(Records that describe figures)

↓↓↓

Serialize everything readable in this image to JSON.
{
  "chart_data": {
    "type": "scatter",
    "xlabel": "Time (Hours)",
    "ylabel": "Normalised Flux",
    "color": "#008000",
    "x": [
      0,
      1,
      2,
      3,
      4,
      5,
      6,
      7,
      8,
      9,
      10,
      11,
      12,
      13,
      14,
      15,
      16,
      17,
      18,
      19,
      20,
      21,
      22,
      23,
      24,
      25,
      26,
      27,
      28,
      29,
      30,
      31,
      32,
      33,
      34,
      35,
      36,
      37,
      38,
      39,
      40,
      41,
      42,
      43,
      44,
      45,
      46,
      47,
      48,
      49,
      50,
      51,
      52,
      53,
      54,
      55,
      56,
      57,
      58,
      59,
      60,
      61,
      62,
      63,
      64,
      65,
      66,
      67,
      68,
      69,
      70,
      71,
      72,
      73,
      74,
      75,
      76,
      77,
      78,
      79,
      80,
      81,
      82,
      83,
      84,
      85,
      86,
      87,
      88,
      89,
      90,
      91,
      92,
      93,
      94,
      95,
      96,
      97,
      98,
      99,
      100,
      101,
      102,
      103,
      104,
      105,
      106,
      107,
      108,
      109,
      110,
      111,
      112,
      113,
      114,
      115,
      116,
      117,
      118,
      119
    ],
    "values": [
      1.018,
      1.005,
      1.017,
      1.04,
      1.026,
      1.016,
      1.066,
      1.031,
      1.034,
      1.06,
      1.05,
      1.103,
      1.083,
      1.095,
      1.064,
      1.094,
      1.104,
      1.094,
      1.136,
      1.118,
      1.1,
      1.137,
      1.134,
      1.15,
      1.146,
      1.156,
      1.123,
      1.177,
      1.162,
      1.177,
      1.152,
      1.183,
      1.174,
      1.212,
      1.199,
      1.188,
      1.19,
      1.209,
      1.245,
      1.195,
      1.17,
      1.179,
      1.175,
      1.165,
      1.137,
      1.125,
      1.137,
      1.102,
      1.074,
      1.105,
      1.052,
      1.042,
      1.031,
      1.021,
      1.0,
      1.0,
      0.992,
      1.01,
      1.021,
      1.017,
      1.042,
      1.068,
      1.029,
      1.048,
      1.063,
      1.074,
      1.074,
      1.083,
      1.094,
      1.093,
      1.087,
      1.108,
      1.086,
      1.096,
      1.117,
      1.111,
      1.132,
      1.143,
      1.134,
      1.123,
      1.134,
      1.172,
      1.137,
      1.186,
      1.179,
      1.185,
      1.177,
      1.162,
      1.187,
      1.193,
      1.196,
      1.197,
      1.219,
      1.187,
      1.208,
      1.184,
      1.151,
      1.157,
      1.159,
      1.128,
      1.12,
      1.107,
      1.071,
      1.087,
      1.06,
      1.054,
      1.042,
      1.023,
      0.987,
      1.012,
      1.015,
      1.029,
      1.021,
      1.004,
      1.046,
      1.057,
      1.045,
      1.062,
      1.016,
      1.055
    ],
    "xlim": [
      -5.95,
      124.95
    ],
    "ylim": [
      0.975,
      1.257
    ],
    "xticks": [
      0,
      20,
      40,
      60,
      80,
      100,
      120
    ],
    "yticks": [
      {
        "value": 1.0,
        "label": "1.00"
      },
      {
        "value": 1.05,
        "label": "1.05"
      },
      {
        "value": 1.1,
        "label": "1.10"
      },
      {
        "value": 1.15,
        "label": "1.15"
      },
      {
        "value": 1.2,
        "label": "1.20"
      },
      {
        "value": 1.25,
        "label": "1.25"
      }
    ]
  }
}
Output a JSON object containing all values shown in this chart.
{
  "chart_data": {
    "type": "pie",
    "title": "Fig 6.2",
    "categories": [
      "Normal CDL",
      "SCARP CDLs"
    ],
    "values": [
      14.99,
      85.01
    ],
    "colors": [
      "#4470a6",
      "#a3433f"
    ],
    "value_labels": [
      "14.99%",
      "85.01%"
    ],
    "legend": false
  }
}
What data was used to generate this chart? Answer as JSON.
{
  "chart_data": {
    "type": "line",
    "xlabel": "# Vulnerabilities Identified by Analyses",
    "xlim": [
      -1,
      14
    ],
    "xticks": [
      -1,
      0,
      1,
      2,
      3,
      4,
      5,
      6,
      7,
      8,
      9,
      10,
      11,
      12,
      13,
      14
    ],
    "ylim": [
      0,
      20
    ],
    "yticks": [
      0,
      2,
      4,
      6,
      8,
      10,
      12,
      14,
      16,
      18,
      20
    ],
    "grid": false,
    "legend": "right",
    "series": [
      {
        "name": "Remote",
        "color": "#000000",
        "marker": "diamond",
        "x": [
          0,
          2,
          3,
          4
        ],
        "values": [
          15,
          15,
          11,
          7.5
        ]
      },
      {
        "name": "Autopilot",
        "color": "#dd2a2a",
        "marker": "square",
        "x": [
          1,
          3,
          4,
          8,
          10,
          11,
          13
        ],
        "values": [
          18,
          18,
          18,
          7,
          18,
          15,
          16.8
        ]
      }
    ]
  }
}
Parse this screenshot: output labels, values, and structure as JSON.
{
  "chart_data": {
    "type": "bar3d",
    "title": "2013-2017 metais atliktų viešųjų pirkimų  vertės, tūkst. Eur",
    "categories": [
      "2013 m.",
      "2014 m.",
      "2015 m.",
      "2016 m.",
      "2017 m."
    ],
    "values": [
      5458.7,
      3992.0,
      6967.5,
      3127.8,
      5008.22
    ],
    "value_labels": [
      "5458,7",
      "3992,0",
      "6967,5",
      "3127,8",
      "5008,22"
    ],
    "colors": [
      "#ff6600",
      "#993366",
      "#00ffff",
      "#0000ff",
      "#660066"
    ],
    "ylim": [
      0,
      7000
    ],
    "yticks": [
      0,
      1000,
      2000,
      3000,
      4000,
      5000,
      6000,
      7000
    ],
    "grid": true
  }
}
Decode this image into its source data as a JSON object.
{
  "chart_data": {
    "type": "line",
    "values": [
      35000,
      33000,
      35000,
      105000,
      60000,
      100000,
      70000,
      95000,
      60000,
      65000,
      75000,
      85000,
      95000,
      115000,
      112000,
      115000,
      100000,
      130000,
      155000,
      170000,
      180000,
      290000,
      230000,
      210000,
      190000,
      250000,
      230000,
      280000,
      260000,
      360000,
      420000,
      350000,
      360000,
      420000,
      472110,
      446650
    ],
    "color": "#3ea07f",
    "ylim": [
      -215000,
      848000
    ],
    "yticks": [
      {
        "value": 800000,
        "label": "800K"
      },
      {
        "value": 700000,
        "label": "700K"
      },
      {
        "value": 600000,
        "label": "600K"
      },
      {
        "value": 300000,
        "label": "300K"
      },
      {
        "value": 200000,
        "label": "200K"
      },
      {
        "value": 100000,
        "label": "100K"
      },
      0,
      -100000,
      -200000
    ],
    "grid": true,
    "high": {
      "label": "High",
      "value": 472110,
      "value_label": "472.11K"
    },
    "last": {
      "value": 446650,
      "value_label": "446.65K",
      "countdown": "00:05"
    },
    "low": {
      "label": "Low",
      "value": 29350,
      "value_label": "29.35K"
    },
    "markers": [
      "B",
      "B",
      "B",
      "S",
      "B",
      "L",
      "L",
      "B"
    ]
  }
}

↑↑↑

State how many lines include the string "image". Give no other information.

» Solution below: 2